• Work request A
List every place or tool the talk excerpt names as a way to access or run the audit.
• Work request B
Please reproduce the talk excerpt word for word, from "So let's start" up to and including "accurately as possible.".

• Provided passage
——————————
So let's start today's talk with a very deep dive into Google Lighthouse. I am pretty sure that most of you used that tool at least once in your professional career. And it's hard to be surprised. This audit is available through browser extensions, external pages. It can also perform directly from the Chrome DevTools. Just click on the Audit tab, run the test on any website, and voila, it will give you a very detailed information on how well your page is performing against certain metrics, aiming to describe the real experience of your users as accurately as possible.
So Livehouse basically boils down performance of a website to a single number, between one and one hundred. So it could also be treated as a percentage, where its score below 50 is treated as a bad, and score above 90 is treated as good. I will come back to this topic, because it could be surprising that only 10% is treated as a good one. But, okay, going back to the topic. Where do these magical numbers come from? So it turns out that each metric has its own weight that corresponds to their impact on overall experience of end-user. And as you can see here, if we improve total bocking time, largest content will paint or cumulative layout shift, we will improve our Livehouse score much faster than optimizing other metrics. Of course, it is important to focus on all of them, as each is describing different piece that zooms up to overall experience of your users, but there are some metrics that are identified by Google as more important than others, in a sense that their impact on the user experience, the perceived user experience, is bigger. Of course, everything is subjective, but this is what the data says, so we have to believe.
OK, so we know how the Google Livehouse score is being calculated overall, but what we don't know is basically how the score of individual metrics is being calculated. What do I mean by this? So let's say we have a total blocking time. How do we know that one second is a good or bad result? From where? We know this. And Google is using a real-world data collected by HTTP Archive. And if you don't know what HTTP Archive is, I really, really encourage you to check it out, because it's just awesome. It contains a lot of useful information about the web in general and how it's being used from both real users and problems. And it can help you understand what is important and how your website performs against others in your or different fields. And I am warning you, some of the information you'll find there could be really, really depressing or at least surprising. For example, my favorite example, actually, you can learn that it's 2021 and the average amount of compressed, I repeat, compressed JavaScript data shipped by like a statistical website, it's almost 450 kilobytes on mobile. 450 kilobytes of compressed data on a mobile device. That's a few megabytes of uncompressed JavaScript. For mid or low end devices, if you result in a really, really, really bad experience and loading time, poof, it will allow you to make a coffee, come back and still wait until your website is ready. Really, like there's a lot of examples where you can see that some page is loading 13, 14, even 15 seconds on a mobile device. Would you wait that long? I don't think so. OK, going back to the main topic. Based on the data for each metric from HTTP Archive, Google is setting the range for good, medium or bad score.
——————————
• Supplied data

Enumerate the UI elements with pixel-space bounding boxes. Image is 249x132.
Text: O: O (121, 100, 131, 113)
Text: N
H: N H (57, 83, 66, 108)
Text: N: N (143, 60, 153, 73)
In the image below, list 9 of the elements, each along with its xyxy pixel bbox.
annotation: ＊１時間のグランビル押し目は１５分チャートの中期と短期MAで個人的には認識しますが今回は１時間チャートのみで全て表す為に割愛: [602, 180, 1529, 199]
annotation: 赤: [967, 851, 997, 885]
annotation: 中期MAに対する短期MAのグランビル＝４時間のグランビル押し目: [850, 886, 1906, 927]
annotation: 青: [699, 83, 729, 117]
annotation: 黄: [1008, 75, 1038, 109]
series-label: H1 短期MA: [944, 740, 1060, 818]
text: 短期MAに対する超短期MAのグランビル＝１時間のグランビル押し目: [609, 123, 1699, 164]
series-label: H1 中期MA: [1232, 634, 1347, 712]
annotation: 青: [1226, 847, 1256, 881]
——————————
• Task answer A
- Browser extensions
- External pages
- Chrome DevTools (via the Audit tab)

• Task answer B
So let's start today's talk with a very deep dive into Google Lighthouse. I am pretty sure that most of you used that tool at least once in your professional career. And it's hard to be surprised. This audit is available through browser extensions, external pages. It can also perform directly from the Chrome DevTools. Just click on the Audit tab, run the test on any website, and voila, it will give you a very detailed information on how well your page is performing against certain metrics, aiming to describe the real experience of your users as accurately as possible.